What is expected: Copy out each line of the material below that holds the string "であるから".

[Start Information provided]

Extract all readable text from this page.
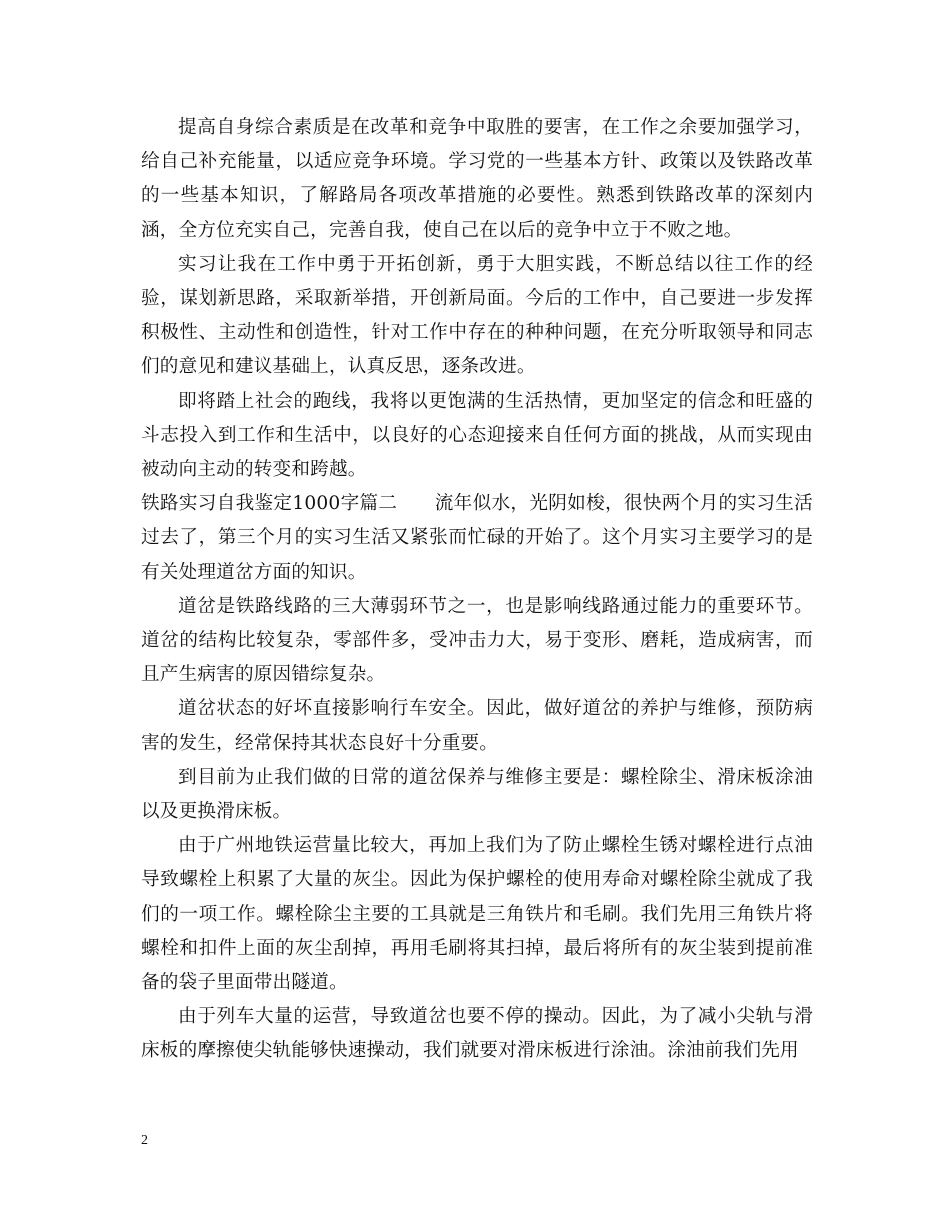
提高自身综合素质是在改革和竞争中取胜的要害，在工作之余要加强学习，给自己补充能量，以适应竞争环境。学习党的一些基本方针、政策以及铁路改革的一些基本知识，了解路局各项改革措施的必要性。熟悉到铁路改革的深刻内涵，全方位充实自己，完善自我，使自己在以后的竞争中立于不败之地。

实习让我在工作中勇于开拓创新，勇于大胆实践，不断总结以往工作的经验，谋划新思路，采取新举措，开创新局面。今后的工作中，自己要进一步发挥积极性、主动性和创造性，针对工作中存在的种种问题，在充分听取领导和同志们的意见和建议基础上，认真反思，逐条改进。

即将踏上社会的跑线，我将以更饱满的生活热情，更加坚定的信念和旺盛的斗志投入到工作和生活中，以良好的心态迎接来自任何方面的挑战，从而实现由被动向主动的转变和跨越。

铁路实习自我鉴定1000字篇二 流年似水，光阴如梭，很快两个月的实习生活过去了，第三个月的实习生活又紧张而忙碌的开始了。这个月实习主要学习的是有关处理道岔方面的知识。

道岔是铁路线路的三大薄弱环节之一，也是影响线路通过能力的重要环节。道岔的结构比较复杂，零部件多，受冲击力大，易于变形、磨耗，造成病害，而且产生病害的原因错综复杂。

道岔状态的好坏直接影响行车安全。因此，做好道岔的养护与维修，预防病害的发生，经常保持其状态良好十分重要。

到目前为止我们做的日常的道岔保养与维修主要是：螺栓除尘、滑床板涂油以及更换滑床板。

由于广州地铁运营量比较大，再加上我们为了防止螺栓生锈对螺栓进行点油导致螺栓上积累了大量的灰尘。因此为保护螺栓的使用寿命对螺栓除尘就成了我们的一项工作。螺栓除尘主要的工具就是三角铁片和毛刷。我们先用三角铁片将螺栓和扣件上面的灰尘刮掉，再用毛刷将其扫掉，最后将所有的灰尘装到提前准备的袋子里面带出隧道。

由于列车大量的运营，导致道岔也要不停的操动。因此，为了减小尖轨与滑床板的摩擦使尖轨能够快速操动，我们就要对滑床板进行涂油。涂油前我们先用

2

[End Information provided]
[Start Information provided]

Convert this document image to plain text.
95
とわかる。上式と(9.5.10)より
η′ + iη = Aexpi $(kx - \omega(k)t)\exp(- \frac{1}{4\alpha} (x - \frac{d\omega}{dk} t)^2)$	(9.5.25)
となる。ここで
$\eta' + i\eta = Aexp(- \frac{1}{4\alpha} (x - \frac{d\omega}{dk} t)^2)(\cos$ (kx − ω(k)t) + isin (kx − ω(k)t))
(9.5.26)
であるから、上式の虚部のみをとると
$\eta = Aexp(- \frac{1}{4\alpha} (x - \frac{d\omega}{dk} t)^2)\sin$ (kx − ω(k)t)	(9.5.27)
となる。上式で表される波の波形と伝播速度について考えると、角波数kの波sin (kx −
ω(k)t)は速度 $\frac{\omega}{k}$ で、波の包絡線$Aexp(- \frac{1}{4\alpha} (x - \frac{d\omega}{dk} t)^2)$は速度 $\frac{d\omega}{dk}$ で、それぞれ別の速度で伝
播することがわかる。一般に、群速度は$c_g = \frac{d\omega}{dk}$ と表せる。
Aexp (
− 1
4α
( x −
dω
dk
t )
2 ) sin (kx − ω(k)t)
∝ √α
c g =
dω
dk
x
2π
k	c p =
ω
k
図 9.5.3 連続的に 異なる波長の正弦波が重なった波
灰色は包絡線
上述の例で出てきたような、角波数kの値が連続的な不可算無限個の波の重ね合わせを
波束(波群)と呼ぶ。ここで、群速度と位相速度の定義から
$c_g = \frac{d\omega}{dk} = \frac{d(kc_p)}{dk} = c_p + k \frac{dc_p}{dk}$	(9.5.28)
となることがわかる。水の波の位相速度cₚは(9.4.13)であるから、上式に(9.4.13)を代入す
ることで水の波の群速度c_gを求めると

[End Information provided]

Full solution:
であるから、上式の虚部のみをとると
となることがわかる。水の波の位相速度cₚは(9.4.13)であるから、上式に(9.4.13)を代入す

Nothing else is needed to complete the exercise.